■ **Data for processing**:
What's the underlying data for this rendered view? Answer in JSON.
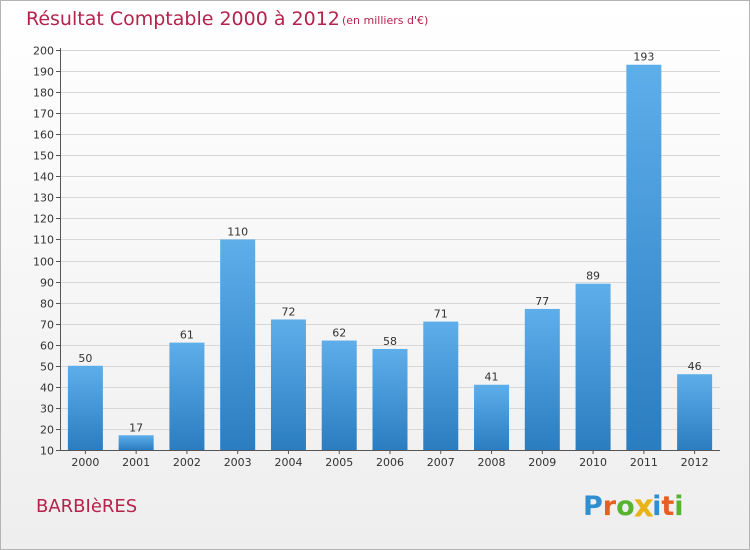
{
  "title": "Résultat Comptable 2000 à 2012",
  "subtitle": "(en milliers d'€)",
  "commune": "BARBIèRES",
  "logo": {
    "letters": [
      "P",
      "r",
      "o",
      "x",
      "i",
      "t",
      "i"
    ],
    "colors": [
      "#2f8fd0",
      "#e65f22",
      "#58b430",
      "#e8b317",
      "#2f8fd0",
      "#e65f22",
      "#58b430"
    ]
  },
  "colors": {
    "title": "#b5224c",
    "bar_top": "#5eaeea",
    "bar_bottom": "#2a7dc0",
    "grid": "#d7d7d7",
    "axis": "#555555"
  },
  "chart_data": {
    "type": "bar",
    "categories": [
      "2000",
      "2001",
      "2002",
      "2003",
      "2004",
      "2005",
      "2006",
      "2007",
      "2008",
      "2009",
      "2010",
      "2011",
      "2012"
    ],
    "values": [
      50,
      17,
      61,
      110,
      72,
      62,
      58,
      71,
      41,
      77,
      89,
      193,
      46
    ],
    "ylim": [
      10,
      200
    ],
    "yticks": [
      10,
      20,
      30,
      40,
      50,
      60,
      70,
      80,
      90,
      100,
      110,
      120,
      130,
      140,
      150,
      160,
      170,
      180,
      190,
      200
    ],
    "grid": true,
    "data_labels": true
  }
}
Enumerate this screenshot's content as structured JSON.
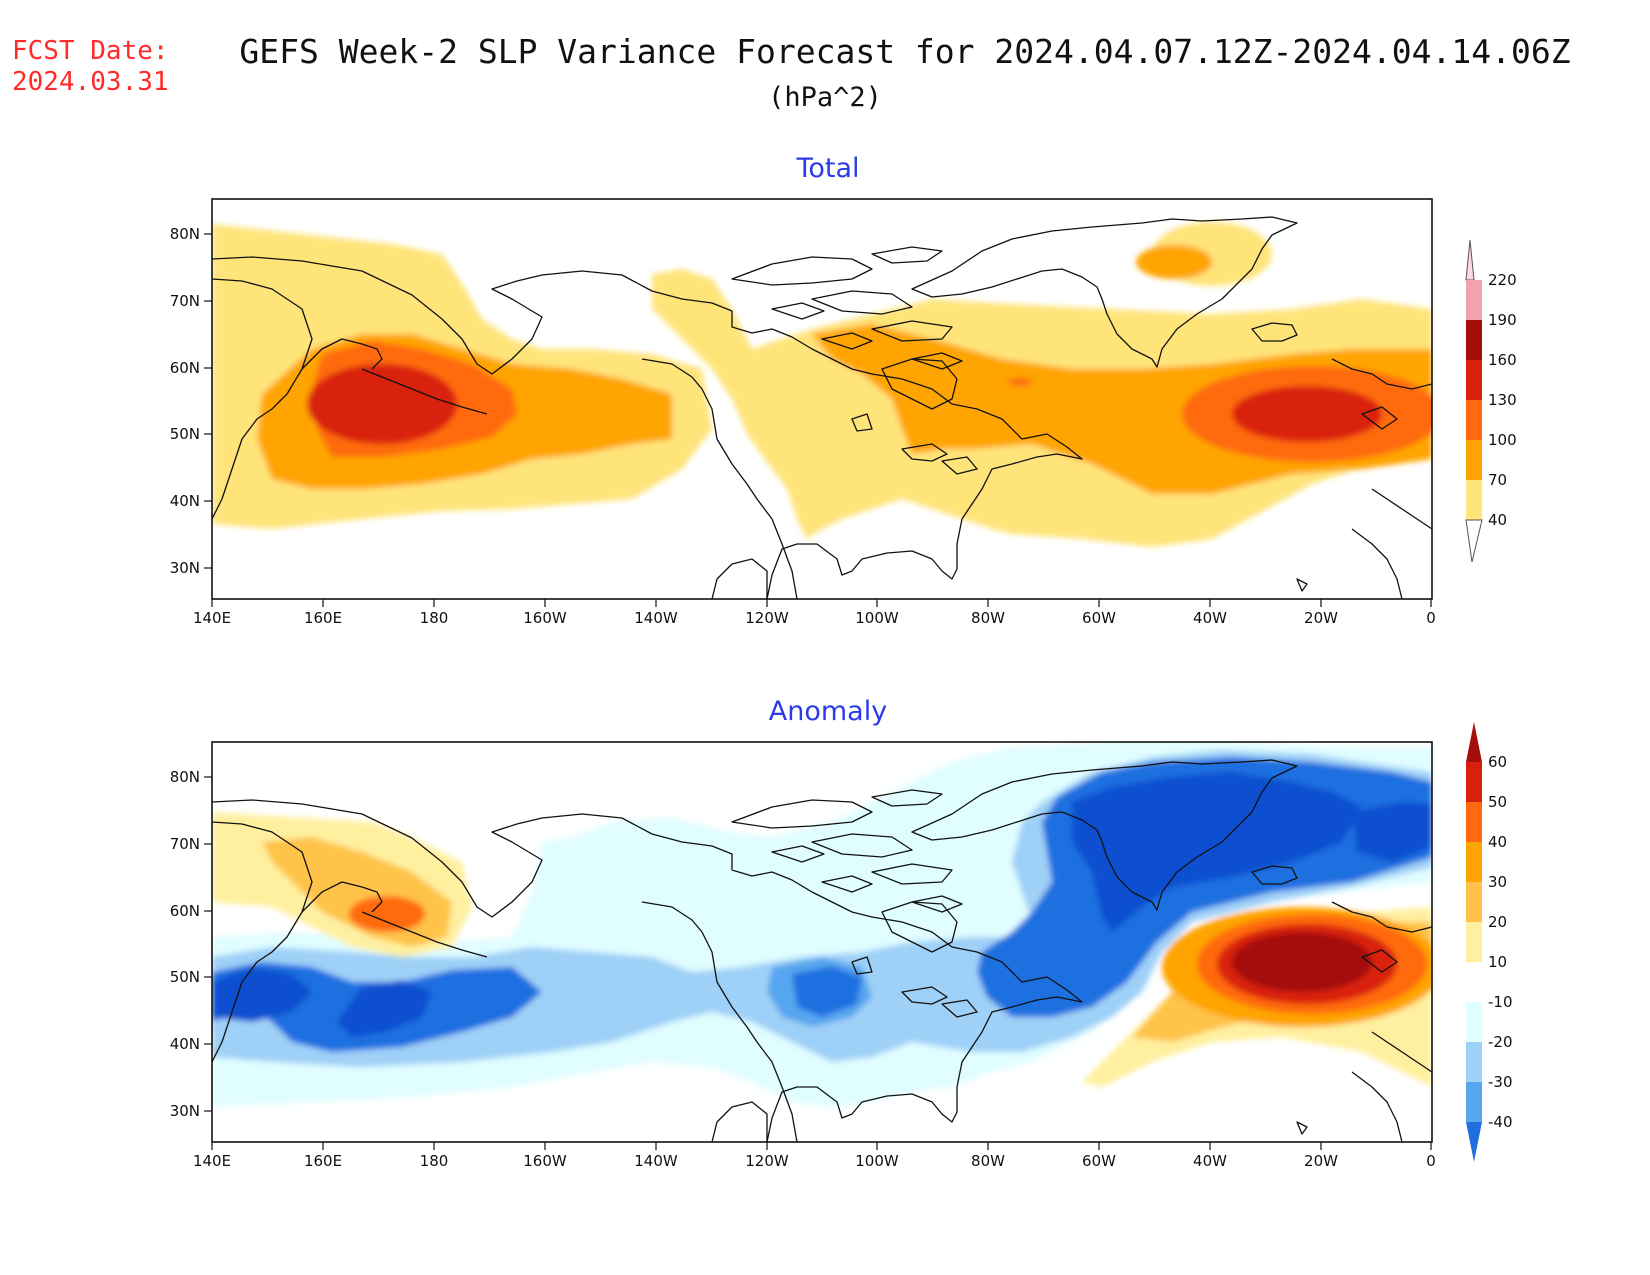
{
  "fcst_date_label": "FCST Date:",
  "fcst_date": "2024.03.31",
  "title": "GEFS Week-2 SLP Variance Forecast for 2024.04.07.12Z-2024.04.14.06Z",
  "units": "(hPa^2)",
  "panels": [
    {
      "title": "Total",
      "colorbar_labels": [
        "220",
        "190",
        "160",
        "130",
        "100",
        "70",
        "40"
      ],
      "colorbar_colors": [
        "#ffd9e6",
        "#f0a3a8",
        "#a50f0a",
        "#d9200f",
        "#ff6a10",
        "#ffa400",
        "#ffe47a"
      ]
    },
    {
      "title": "Anomaly",
      "colorbar_labels": [
        "60",
        "50",
        "40",
        "30",
        "20",
        "10",
        "-10",
        "-20",
        "-30",
        "-40"
      ],
      "colorbar_colors": [
        "#a50f0a",
        "#d9200f",
        "#ff6a10",
        "#ffa400",
        "#ffc34a",
        "#fff0a0",
        "#ffffff",
        "#e0fdff",
        "#9fd0f7",
        "#57a6ef",
        "#1f6fe0",
        "#0b4fd0"
      ]
    }
  ],
  "lat_labels": [
    "80N",
    "70N",
    "60N",
    "50N",
    "40N",
    "30N"
  ],
  "lon_labels": [
    "140E",
    "160E",
    "180",
    "160W",
    "140W",
    "120W",
    "100W",
    "80W",
    "60W",
    "40W",
    "20W",
    "0"
  ],
  "colors": {
    "title_red": "#ff2a2a",
    "panel_title_blue": "#2b3be8",
    "coastline": "#111111"
  }
}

■ **What is being asked**:
Your task is to transcribe all of the records precisely, with no images included.

■ **Correct response**:
What's the underlying data for this rendered view? Answer in JSON.
{
  "title": "Résultat Comptable 2000 à 2012",
  "subtitle": "(en milliers d'€)",
  "commune": "BARBIèRES",
  "logo": {
    "letters": [
      "P",
      "r",
      "o",
      "x",
      "i",
      "t",
      "i"
    ],
    "colors": [
      "#2f8fd0",
      "#e65f22",
      "#58b430",
      "#e8b317",
      "#2f8fd0",
      "#e65f22",
      "#58b430"
    ]
  },
  "colors": {
    "title": "#b5224c",
    "bar_top": "#5eaeea",
    "bar_bottom": "#2a7dc0",
    "grid": "#d7d7d7",
    "axis": "#555555"
  },
  "chart_data": {
    "type": "bar",
    "categories": [
      "2000",
      "2001",
      "2002",
      "2003",
      "2004",
      "2005",
      "2006",
      "2007",
      "2008",
      "2009",
      "2010",
      "2011",
      "2012"
    ],
    "values": [
      50,
      17,
      61,
      110,
      72,
      62,
      58,
      71,
      41,
      77,
      89,
      193,
      46
    ],
    "ylim": [
      10,
      200
    ],
    "yticks": [
      10,
      20,
      30,
      40,
      50,
      60,
      70,
      80,
      90,
      100,
      110,
      120,
      130,
      140,
      150,
      160,
      170,
      180,
      190,
      200
    ],
    "grid": true,
    "data_labels": true
  }
}
Enumerate this screenshot's content as structured JSON.
{
  "fcst_date_label": "FCST Date:",
  "fcst_date": "2024.03.31",
  "title": "GEFS Week-2 SLP Variance Forecast for 2024.04.07.12Z-2024.04.14.06Z",
  "units": "(hPa^2)",
  "panels": [
    {
      "title": "Total",
      "colorbar_labels": [
        "220",
        "190",
        "160",
        "130",
        "100",
        "70",
        "40"
      ],
      "colorbar_colors": [
        "#ffd9e6",
        "#f0a3a8",
        "#a50f0a",
        "#d9200f",
        "#ff6a10",
        "#ffa400",
        "#ffe47a"
      ]
    },
    {
      "title": "Anomaly",
      "colorbar_labels": [
        "60",
        "50",
        "40",
        "30",
        "20",
        "10",
        "-10",
        "-20",
        "-30",
        "-40"
      ],
      "colorbar_colors": [
        "#a50f0a",
        "#d9200f",
        "#ff6a10",
        "#ffa400",
        "#ffc34a",
        "#fff0a0",
        "#ffffff",
        "#e0fdff",
        "#9fd0f7",
        "#57a6ef",
        "#1f6fe0",
        "#0b4fd0"
      ]
    }
  ],
  "lat_labels": [
    "80N",
    "70N",
    "60N",
    "50N",
    "40N",
    "30N"
  ],
  "lon_labels": [
    "140E",
    "160E",
    "180",
    "160W",
    "140W",
    "120W",
    "100W",
    "80W",
    "60W",
    "40W",
    "20W",
    "0"
  ],
  "colors": {
    "title_red": "#ff2a2a",
    "panel_title_blue": "#2b3be8",
    "coastline": "#111111"
  }
}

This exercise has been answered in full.